start ENTRIES PROVIDED
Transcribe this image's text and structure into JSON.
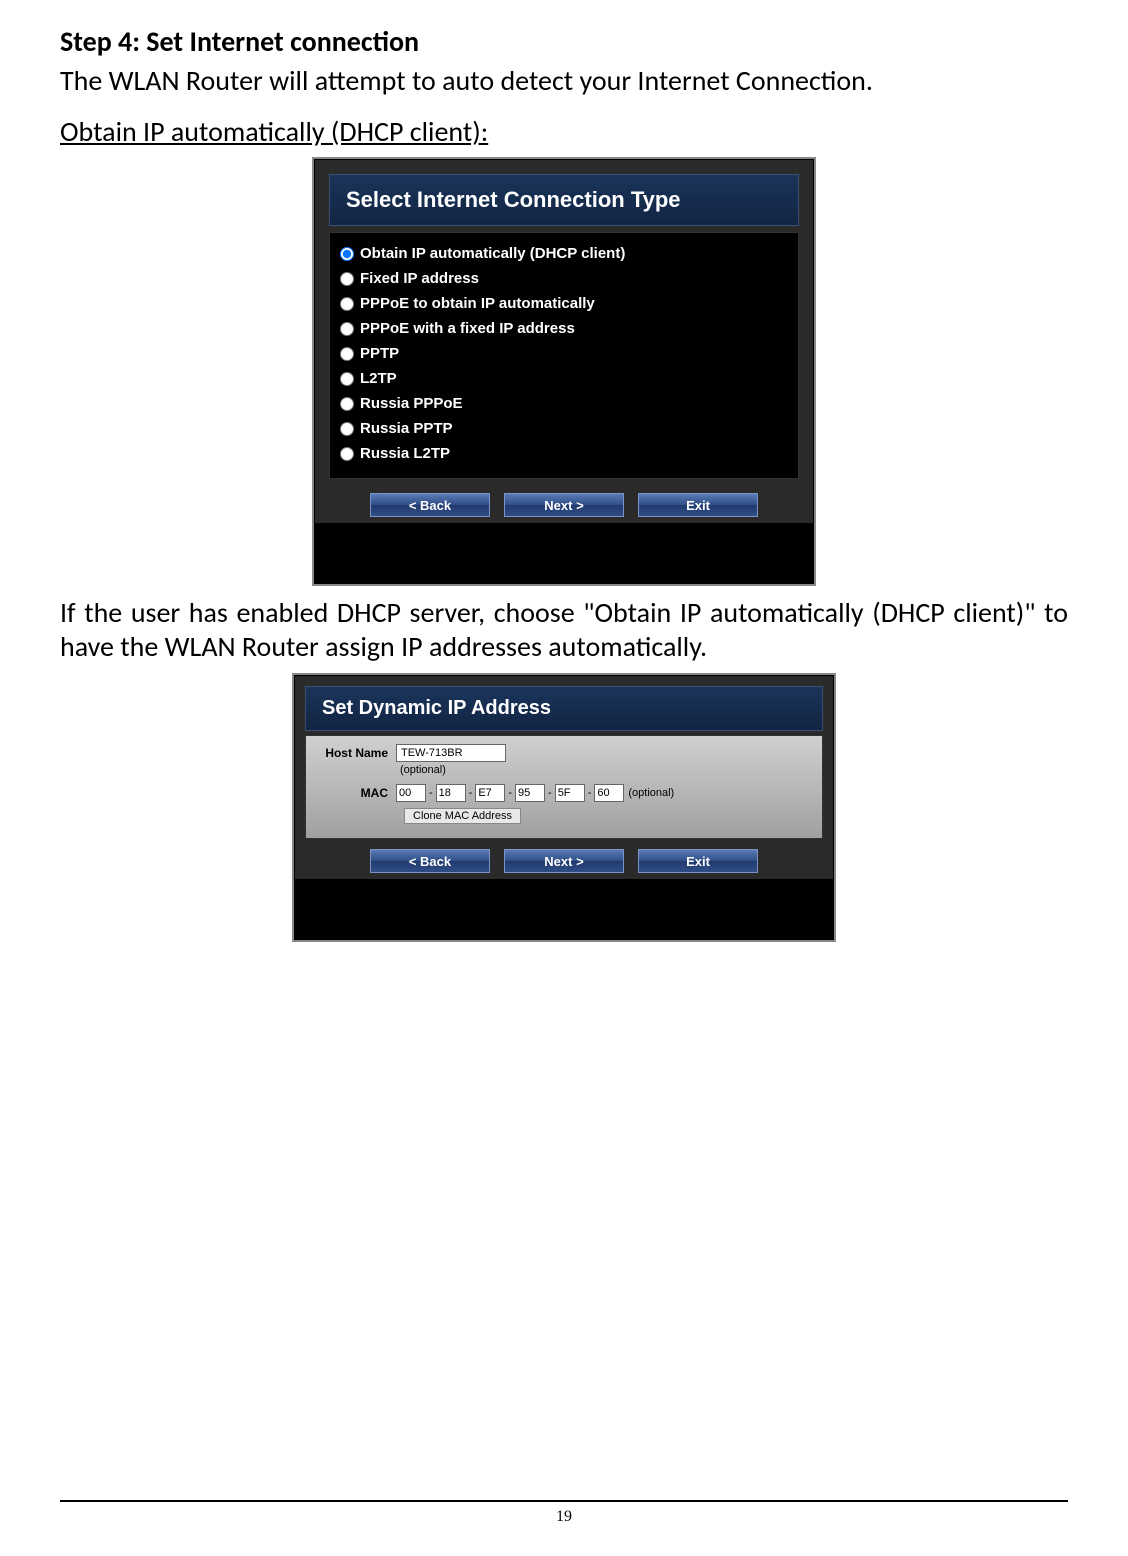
{
  "step_title": "Step 4: Set Internet connection",
  "intro_text": "The WLAN Router will attempt to auto detect your Internet Connection.",
  "section_subtitle": "Obtain IP automatically (DHCP client):",
  "dialog1": {
    "title": "Select Internet Connection Type",
    "options": [
      "Obtain IP automatically (DHCP client)",
      "Fixed IP address",
      "PPPoE to obtain IP automatically",
      "PPPoE with a fixed IP address",
      "PPTP",
      "L2TP",
      "Russia PPPoE",
      "Russia PPTP",
      "Russia L2TP"
    ],
    "selected_index": 0,
    "buttons": {
      "back": "< Back",
      "next": "Next >",
      "exit": "Exit"
    }
  },
  "between_text": "If the user has enabled DHCP server, choose \"Obtain IP automatically (DHCP client)\" to have the WLAN Router assign IP addresses automatically.",
  "dialog2": {
    "title": "Set Dynamic IP Address",
    "host_name_label": "Host Name",
    "host_name_value": "TEW-713BR",
    "optional": "(optional)",
    "mac_label": "MAC",
    "mac": [
      "00",
      "18",
      "E7",
      "95",
      "5F",
      "60"
    ],
    "clone_label": "Clone MAC Address",
    "buttons": {
      "back": "< Back",
      "next": "Next >",
      "exit": "Exit"
    }
  },
  "page_number": "19",
  "colors": {
    "dialog_header_bg_top": "#1a355a",
    "dialog_header_bg_bottom": "#122443",
    "button_bg": "#2f4d86",
    "body_bg": "#000000",
    "text_white": "#ffffff"
  }
}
end ENTRIES PROVIDED
SET EXERCISE: Leave out the pictures and restate everything else word for word.

ANSWER TO THIS EXERCISE:
Transcribe this image's text and structure into JSON.
{
  "step_title": "Step 4: Set Internet connection",
  "intro_text": "The WLAN Router will attempt to auto detect your Internet Connection.",
  "section_subtitle": "Obtain IP automatically (DHCP client):",
  "dialog1": {
    "title": "Select Internet Connection Type",
    "options": [
      "Obtain IP automatically (DHCP client)",
      "Fixed IP address",
      "PPPoE to obtain IP automatically",
      "PPPoE with a fixed IP address",
      "PPTP",
      "L2TP",
      "Russia PPPoE",
      "Russia PPTP",
      "Russia L2TP"
    ],
    "selected_index": 0,
    "buttons": {
      "back": "< Back",
      "next": "Next >",
      "exit": "Exit"
    }
  },
  "between_text": "If the user has enabled DHCP server, choose \"Obtain IP automatically (DHCP client)\" to have the WLAN Router assign IP addresses automatically.",
  "dialog2": {
    "title": "Set Dynamic IP Address",
    "host_name_label": "Host Name",
    "host_name_value": "TEW-713BR",
    "optional": "(optional)",
    "mac_label": "MAC",
    "mac": [
      "00",
      "18",
      "E7",
      "95",
      "5F",
      "60"
    ],
    "clone_label": "Clone MAC Address",
    "buttons": {
      "back": "< Back",
      "next": "Next >",
      "exit": "Exit"
    }
  },
  "page_number": "19",
  "colors": {
    "dialog_header_bg_top": "#1a355a",
    "dialog_header_bg_bottom": "#122443",
    "button_bg": "#2f4d86",
    "body_bg": "#000000",
    "text_white": "#ffffff"
  }
}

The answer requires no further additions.